Goal: Restate the data exactly as given and keep the pictures out.

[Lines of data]
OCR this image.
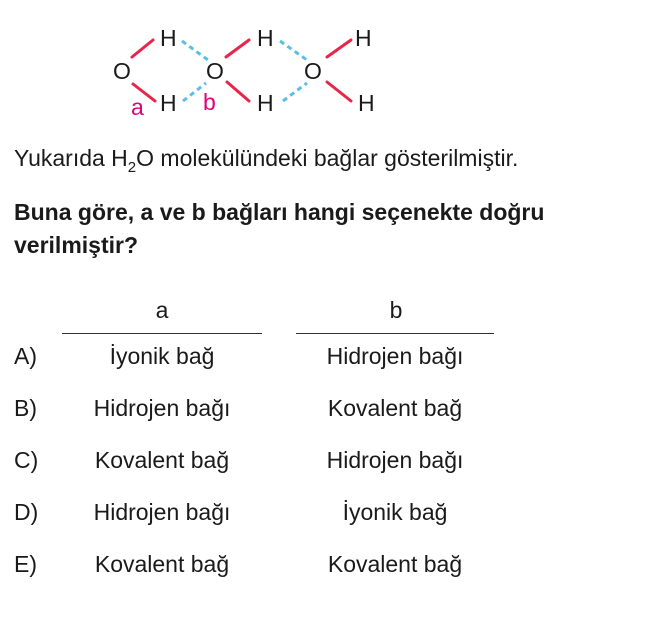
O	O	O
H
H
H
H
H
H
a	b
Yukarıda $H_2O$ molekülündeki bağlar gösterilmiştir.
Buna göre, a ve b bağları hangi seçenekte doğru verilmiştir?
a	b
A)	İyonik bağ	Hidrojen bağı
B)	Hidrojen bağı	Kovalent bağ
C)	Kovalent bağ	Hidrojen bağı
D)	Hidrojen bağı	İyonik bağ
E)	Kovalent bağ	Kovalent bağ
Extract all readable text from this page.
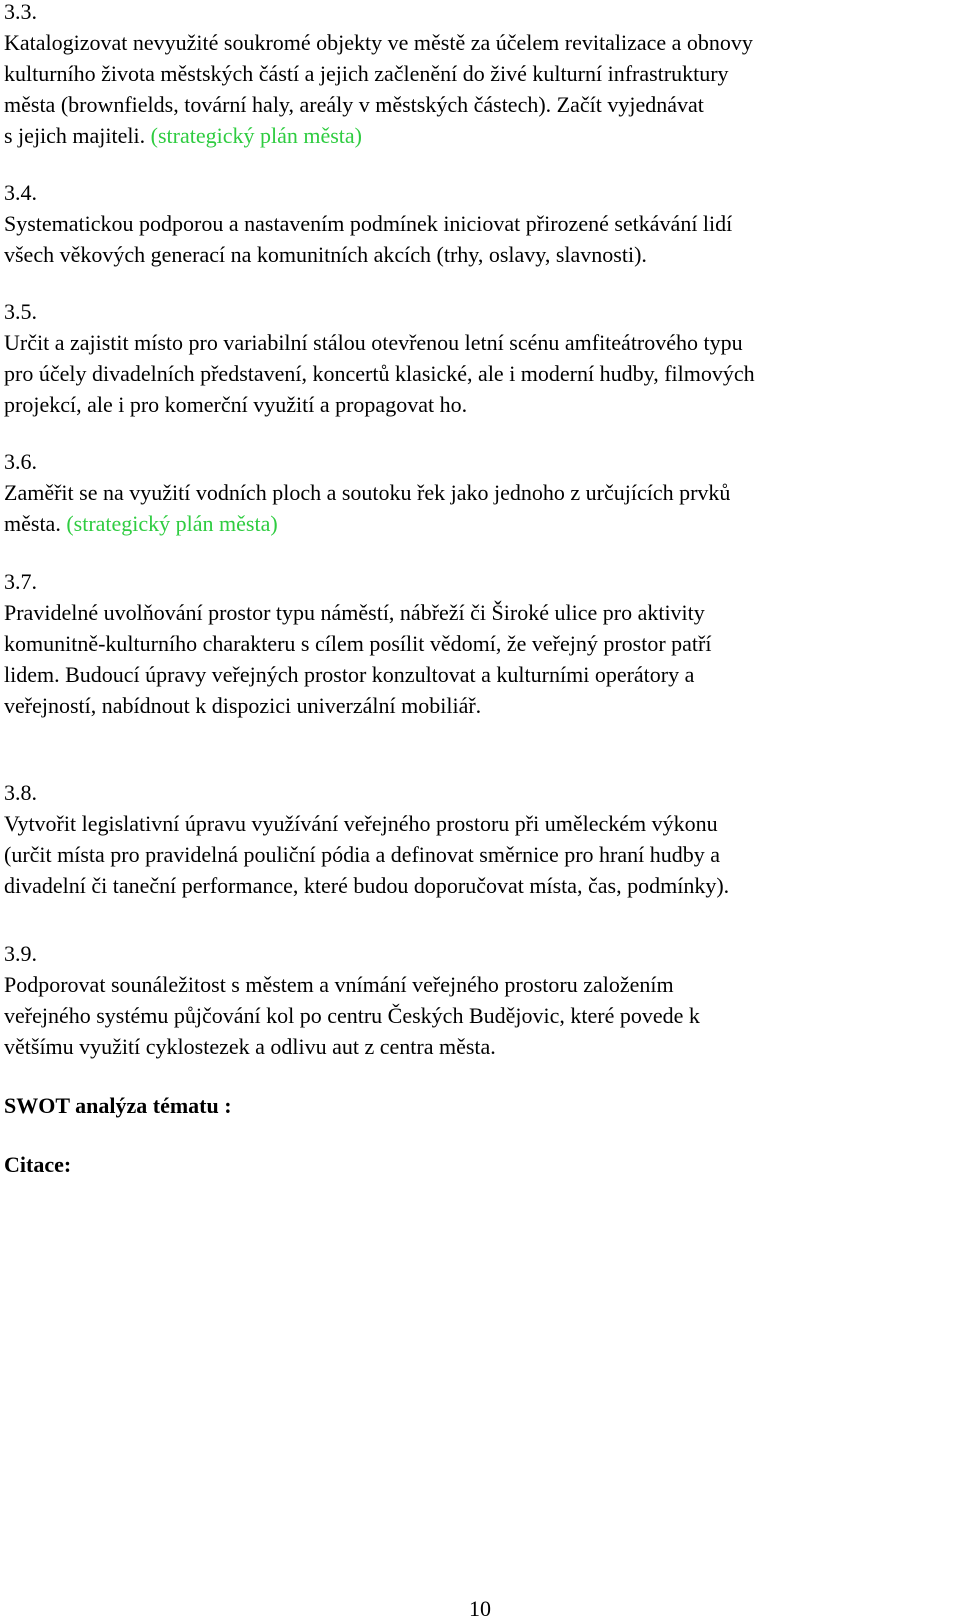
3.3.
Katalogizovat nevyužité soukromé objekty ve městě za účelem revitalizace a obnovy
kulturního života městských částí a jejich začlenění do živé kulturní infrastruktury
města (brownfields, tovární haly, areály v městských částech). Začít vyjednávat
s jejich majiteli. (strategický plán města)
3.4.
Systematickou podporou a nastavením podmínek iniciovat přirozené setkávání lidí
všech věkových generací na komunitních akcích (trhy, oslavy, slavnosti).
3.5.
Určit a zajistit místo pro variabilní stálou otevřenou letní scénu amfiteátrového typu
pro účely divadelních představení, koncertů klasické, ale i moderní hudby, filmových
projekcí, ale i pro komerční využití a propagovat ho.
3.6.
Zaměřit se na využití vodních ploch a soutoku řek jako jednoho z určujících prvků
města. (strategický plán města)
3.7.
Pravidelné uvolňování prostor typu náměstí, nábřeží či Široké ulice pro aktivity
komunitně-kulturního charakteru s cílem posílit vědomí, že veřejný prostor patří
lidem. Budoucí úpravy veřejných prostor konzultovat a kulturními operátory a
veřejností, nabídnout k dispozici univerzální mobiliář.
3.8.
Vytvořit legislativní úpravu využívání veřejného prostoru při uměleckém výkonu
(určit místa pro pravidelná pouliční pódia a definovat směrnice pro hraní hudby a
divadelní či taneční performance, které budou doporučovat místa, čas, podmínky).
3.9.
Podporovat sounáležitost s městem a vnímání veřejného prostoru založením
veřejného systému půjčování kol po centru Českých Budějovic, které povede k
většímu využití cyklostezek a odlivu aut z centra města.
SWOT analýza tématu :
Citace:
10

Answer to the task:
OCR this image.
O	O	O
H
H
H
H
H
H
a	b
Yukarıda $H_2O$ molekülündeki bağlar gösterilmiştir.
Buna göre, a ve b bağları hangi seçenekte doğru verilmiştir?
a	b
A)	İyonik bağ	Hidrojen bağı
B)	Hidrojen bağı	Kovalent bağ
C)	Kovalent bağ	Hidrojen bağı
D)	Hidrojen bağı	İyonik bağ
E)	Kovalent bağ	Kovalent bağ
Extract all readable text from this page.
3.3.
Katalogizovat nevyužité soukromé objekty ve městě za účelem revitalizace a obnovy
kulturního života městských částí a jejich začlenění do živé kulturní infrastruktury
města (brownfields, tovární haly, areály v městských částech). Začít vyjednávat
s jejich majiteli. (strategický plán města)
3.4.
Systematickou podporou a nastavením podmínek iniciovat přirozené setkávání lidí
všech věkových generací na komunitních akcích (trhy, oslavy, slavnosti).
3.5.
Určit a zajistit místo pro variabilní stálou otevřenou letní scénu amfiteátrového typu
pro účely divadelních představení, koncertů klasické, ale i moderní hudby, filmových
projekcí, ale i pro komerční využití a propagovat ho.
3.6.
Zaměřit se na využití vodních ploch a soutoku řek jako jednoho z určujících prvků
města. (strategický plán města)
3.7.
Pravidelné uvolňování prostor typu náměstí, nábřeží či Široké ulice pro aktivity
komunitně-kulturního charakteru s cílem posílit vědomí, že veřejný prostor patří
lidem. Budoucí úpravy veřejných prostor konzultovat a kulturními operátory a
veřejností, nabídnout k dispozici univerzální mobiliář.
3.8.
Vytvořit legislativní úpravu využívání veřejného prostoru při uměleckém výkonu
(určit místa pro pravidelná pouliční pódia a definovat směrnice pro hraní hudby a
divadelní či taneční performance, které budou doporučovat místa, čas, podmínky).
3.9.
Podporovat sounáležitost s městem a vnímání veřejného prostoru založením
veřejného systému půjčování kol po centru Českých Budějovic, které povede k
většímu využití cyklostezek a odlivu aut z centra města.
SWOT analýza tématu :
Citace:
10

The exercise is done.